--- DATA PROVIDED ---

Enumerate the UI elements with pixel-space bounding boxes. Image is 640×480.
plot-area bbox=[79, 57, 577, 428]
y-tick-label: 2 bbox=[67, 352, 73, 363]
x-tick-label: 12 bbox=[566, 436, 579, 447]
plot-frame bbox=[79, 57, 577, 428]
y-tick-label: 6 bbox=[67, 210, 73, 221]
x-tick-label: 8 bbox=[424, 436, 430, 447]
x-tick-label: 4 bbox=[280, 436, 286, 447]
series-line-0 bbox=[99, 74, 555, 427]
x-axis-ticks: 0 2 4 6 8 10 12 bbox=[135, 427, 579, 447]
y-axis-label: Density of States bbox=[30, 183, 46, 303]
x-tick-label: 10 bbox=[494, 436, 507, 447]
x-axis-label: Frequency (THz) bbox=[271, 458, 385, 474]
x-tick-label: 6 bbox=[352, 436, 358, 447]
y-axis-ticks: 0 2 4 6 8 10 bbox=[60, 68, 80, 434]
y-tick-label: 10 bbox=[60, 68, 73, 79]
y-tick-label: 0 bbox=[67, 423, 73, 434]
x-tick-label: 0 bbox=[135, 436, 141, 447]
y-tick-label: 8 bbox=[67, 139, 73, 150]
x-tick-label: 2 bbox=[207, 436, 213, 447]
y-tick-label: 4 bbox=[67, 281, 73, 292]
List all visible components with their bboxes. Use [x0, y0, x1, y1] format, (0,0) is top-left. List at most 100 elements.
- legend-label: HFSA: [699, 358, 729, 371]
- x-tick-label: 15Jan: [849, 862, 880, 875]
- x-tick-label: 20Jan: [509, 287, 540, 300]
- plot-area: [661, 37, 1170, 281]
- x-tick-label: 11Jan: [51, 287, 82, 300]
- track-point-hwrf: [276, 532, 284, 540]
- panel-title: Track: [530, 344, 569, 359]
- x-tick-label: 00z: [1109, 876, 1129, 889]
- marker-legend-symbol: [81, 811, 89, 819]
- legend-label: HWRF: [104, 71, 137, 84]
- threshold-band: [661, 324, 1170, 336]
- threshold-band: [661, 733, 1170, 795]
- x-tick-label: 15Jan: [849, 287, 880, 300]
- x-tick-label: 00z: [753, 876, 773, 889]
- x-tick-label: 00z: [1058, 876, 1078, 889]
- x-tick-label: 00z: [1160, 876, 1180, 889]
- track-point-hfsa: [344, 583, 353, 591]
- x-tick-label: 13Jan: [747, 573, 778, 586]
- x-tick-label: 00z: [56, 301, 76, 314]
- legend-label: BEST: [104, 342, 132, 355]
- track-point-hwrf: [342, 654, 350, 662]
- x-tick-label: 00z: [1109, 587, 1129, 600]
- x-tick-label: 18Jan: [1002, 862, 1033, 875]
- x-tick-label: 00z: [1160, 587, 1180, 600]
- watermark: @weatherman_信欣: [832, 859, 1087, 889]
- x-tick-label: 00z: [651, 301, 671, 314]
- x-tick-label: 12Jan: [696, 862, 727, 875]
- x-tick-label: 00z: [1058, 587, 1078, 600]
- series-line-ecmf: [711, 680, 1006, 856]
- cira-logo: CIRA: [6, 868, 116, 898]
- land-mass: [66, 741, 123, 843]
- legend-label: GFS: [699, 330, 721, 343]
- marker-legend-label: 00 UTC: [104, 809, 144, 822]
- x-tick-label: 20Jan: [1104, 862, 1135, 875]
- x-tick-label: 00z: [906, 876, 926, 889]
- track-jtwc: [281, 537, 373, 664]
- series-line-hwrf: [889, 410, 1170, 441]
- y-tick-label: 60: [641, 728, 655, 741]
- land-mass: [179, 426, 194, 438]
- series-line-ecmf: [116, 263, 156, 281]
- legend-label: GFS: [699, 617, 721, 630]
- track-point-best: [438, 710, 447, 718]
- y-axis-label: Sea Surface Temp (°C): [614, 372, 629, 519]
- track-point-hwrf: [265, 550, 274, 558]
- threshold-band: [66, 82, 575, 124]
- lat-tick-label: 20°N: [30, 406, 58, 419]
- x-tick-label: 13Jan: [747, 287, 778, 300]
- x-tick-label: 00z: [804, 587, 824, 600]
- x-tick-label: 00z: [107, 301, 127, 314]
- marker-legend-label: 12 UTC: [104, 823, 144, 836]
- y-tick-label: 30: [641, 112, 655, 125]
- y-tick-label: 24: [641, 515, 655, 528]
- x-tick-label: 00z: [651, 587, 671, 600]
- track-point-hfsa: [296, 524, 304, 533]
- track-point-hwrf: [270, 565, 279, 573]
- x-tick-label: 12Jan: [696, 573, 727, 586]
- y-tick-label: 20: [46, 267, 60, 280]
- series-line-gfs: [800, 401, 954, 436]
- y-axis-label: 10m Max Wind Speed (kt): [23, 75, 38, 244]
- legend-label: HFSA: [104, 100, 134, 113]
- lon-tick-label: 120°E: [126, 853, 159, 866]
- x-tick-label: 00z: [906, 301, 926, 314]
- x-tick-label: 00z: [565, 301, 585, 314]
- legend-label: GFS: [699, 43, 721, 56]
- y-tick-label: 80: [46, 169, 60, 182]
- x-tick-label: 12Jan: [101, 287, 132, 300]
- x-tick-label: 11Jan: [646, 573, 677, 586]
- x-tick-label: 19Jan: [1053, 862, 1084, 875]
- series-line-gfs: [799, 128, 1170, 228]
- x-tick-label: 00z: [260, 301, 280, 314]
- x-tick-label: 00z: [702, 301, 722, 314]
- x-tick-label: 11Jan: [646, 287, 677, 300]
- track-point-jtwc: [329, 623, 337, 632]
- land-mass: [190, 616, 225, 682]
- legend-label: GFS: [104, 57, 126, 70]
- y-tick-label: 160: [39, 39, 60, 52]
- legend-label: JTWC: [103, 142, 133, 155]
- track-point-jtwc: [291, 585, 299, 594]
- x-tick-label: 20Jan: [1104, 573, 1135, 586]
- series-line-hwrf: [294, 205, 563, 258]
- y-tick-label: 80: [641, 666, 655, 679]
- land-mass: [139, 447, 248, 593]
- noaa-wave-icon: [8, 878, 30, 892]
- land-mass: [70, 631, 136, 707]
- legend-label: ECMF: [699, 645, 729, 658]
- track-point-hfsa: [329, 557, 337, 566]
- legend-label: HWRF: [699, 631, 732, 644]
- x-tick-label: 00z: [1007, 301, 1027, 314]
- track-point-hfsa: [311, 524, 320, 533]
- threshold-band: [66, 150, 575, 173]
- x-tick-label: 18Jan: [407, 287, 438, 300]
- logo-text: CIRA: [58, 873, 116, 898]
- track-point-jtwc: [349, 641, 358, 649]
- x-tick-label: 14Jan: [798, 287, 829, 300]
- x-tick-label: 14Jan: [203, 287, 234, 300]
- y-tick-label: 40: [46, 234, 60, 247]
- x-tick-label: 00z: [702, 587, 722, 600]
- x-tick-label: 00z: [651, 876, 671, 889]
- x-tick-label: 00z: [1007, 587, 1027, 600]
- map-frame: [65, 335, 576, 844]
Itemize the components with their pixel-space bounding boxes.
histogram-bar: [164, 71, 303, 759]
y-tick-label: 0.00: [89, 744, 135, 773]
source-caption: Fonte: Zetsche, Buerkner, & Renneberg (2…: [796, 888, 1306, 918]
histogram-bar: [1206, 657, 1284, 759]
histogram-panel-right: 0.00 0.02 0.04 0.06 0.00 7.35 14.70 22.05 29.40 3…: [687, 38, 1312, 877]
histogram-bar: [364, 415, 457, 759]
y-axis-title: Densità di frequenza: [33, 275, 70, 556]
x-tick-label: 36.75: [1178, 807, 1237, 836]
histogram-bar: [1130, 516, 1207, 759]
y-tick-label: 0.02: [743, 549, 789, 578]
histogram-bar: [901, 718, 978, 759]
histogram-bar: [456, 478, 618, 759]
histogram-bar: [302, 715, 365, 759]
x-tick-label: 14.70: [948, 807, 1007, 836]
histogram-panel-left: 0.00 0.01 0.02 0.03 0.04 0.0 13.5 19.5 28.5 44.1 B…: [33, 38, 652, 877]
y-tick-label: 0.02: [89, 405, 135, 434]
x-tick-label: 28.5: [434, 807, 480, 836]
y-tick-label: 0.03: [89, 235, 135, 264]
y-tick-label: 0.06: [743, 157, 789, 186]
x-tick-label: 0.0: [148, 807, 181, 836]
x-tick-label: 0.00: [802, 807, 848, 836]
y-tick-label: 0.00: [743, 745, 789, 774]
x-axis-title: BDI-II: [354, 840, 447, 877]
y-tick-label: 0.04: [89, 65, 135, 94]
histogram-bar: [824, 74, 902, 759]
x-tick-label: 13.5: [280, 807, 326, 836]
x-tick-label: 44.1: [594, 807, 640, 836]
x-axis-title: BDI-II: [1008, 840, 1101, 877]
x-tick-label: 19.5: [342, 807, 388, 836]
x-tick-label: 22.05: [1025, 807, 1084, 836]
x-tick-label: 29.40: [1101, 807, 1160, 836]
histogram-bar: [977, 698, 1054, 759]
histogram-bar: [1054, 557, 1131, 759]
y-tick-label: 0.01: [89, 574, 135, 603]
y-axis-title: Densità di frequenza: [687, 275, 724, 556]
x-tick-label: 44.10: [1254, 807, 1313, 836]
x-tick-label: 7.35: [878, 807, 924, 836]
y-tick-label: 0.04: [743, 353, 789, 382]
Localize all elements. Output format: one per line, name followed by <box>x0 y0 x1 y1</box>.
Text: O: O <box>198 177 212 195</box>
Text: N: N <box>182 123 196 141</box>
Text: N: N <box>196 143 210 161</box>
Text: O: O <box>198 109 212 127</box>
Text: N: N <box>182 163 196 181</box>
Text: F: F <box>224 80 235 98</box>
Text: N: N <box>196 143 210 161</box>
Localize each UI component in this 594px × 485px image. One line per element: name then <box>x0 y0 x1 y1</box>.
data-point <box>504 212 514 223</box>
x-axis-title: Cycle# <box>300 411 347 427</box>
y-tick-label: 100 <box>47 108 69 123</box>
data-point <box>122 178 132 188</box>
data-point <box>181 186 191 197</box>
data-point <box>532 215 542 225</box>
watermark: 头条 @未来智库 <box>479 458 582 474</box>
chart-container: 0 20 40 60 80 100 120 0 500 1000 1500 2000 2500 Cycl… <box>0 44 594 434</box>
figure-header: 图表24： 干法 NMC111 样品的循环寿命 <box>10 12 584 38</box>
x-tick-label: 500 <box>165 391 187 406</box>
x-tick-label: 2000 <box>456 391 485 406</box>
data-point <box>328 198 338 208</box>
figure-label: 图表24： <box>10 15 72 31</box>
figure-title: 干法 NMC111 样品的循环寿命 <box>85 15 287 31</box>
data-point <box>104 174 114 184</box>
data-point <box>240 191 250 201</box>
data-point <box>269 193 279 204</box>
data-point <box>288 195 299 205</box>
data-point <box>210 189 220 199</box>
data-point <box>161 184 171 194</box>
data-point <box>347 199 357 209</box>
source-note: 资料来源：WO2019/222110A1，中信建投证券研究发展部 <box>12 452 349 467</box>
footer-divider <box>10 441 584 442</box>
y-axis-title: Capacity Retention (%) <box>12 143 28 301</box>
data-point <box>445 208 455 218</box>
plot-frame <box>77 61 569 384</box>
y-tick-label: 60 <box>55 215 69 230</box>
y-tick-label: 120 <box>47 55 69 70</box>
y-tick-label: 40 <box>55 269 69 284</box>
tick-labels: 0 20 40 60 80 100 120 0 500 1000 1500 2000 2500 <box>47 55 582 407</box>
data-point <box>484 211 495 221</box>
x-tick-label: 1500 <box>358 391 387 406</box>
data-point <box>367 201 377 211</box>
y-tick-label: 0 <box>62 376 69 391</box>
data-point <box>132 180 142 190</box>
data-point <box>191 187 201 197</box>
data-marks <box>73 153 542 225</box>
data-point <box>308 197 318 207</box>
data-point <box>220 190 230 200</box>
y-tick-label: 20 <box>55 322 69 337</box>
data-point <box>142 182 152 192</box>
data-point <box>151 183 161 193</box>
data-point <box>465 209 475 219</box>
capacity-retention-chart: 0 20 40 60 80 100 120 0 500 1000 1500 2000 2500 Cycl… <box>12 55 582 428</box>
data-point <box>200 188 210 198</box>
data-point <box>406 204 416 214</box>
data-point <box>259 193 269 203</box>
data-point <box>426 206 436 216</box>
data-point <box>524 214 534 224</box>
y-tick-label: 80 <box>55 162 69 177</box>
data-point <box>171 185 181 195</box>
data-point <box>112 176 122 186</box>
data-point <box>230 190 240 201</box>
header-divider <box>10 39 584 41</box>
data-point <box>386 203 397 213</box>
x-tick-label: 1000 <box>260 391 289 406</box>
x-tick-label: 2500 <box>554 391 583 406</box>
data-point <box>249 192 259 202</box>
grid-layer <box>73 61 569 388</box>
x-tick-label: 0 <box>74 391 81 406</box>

---

## WORK INSTRUCTIONS
Please print the material from its opening line through the line that contains "y-tick-label: 8 bbox=[67, 139, 73, 150]", including both ends, and reproduce each line character for character.

## RESULT
Enumerate the UI elements with pixel-space bounding boxes. Image is 640×480.
plot-area bbox=[79, 57, 577, 428]
y-tick-label: 2 bbox=[67, 352, 73, 363]
x-tick-label: 12 bbox=[566, 436, 579, 447]
plot-frame bbox=[79, 57, 577, 428]
y-tick-label: 6 bbox=[67, 210, 73, 221]
x-tick-label: 8 bbox=[424, 436, 430, 447]
x-tick-label: 4 bbox=[280, 436, 286, 447]
series-line-0 bbox=[99, 74, 555, 427]
x-axis-ticks: 0 2 4 6 8 10 12 bbox=[135, 427, 579, 447]
y-axis-label: Density of States bbox=[30, 183, 46, 303]
x-tick-label: 10 bbox=[494, 436, 507, 447]
x-axis-label: Frequency (THz) bbox=[271, 458, 385, 474]
x-tick-label: 6 bbox=[352, 436, 358, 447]
y-axis-ticks: 0 2 4 6 8 10 bbox=[60, 68, 80, 434]
y-tick-label: 10 bbox=[60, 68, 73, 79]
y-tick-label: 0 bbox=[67, 423, 73, 434]
x-tick-label: 0 bbox=[135, 436, 141, 447]
y-tick-label: 8 bbox=[67, 139, 73, 150]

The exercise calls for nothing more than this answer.